[start]

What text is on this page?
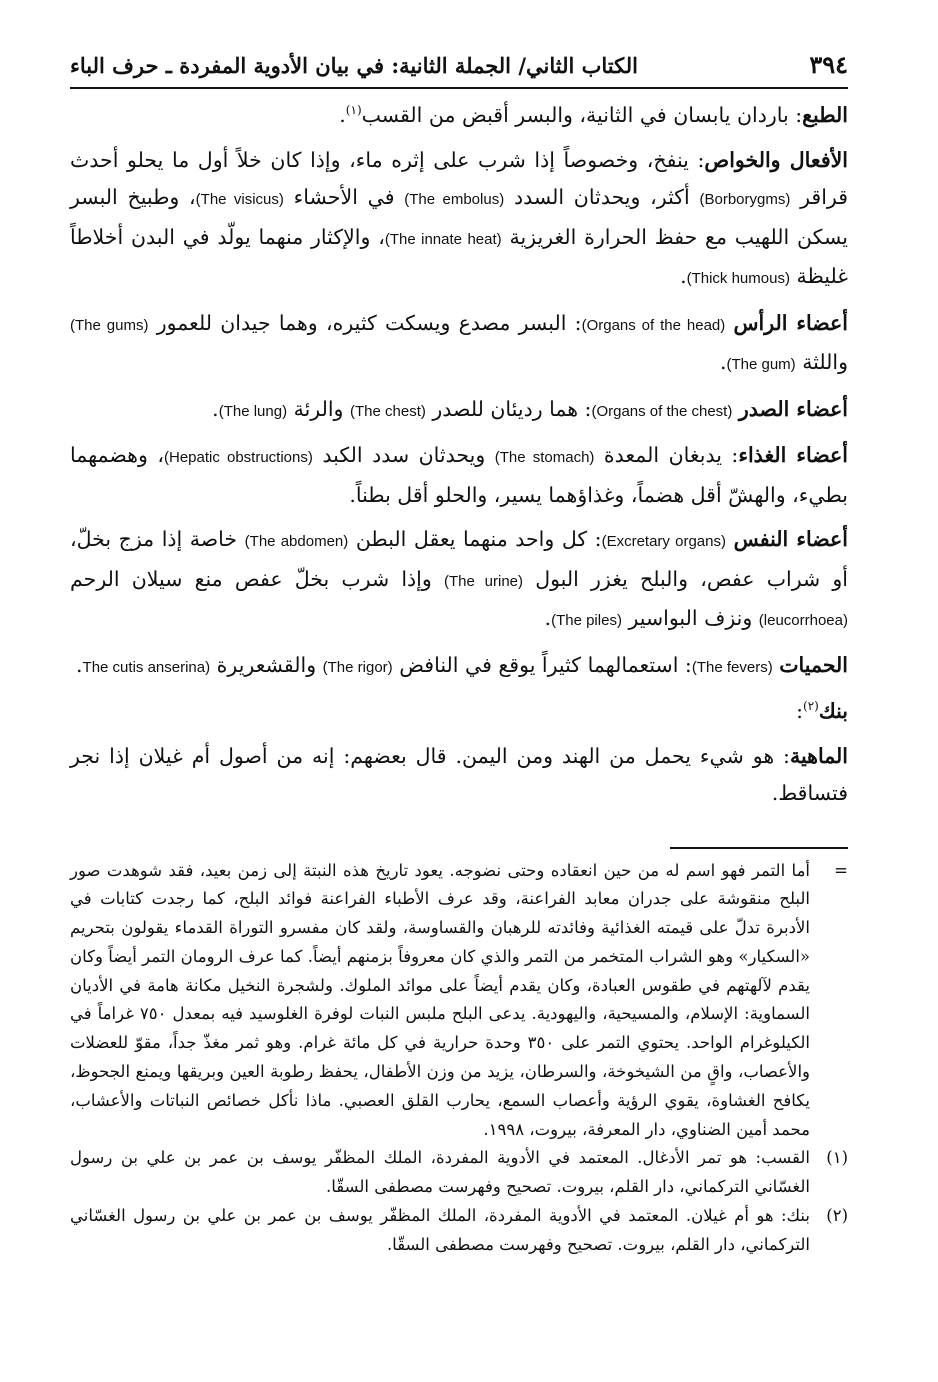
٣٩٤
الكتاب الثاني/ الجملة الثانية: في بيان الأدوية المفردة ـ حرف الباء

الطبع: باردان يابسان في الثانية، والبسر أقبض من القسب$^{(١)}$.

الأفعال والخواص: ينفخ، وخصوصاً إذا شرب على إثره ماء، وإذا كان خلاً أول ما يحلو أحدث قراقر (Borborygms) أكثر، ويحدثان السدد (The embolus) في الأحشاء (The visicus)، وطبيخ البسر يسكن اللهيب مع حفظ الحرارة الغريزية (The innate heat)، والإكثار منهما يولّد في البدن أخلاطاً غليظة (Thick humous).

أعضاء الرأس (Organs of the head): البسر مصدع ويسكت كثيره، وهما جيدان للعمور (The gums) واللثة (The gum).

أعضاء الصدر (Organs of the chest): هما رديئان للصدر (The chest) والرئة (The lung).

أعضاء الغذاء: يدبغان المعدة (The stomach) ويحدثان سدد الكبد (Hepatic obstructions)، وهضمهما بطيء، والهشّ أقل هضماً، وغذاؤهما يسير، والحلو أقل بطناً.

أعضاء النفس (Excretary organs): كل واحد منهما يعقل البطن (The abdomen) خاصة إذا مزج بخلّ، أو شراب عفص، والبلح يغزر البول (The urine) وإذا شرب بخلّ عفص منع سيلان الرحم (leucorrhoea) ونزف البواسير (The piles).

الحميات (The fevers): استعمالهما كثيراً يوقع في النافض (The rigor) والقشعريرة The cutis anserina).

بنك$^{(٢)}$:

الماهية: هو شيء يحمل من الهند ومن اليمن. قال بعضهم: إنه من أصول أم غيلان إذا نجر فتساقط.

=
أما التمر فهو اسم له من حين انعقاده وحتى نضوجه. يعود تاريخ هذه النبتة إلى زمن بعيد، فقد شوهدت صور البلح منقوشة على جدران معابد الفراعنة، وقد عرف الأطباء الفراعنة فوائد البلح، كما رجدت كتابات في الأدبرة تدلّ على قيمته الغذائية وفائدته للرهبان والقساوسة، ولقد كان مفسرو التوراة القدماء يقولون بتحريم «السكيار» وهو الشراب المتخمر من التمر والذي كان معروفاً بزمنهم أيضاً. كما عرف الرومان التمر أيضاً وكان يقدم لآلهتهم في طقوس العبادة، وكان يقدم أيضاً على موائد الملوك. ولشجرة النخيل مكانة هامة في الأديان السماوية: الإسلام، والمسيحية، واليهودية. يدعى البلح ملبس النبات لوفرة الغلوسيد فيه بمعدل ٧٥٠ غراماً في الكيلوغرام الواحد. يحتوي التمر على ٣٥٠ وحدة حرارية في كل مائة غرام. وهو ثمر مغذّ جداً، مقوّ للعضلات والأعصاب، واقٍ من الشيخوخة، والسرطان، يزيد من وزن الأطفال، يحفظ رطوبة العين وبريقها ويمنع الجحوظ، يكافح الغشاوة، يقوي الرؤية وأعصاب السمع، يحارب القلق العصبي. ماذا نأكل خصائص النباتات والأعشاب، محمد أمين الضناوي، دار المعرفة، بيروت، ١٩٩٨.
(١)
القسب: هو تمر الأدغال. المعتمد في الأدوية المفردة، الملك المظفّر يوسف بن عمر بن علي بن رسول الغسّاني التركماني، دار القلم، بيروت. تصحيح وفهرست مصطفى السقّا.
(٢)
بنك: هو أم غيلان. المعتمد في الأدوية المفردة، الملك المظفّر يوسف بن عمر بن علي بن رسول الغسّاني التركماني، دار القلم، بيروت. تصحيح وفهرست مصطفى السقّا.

[end]

Exercise directions: What is the number of lines that hold the string "الغس"? Reply with that number alone.

Correct response: 2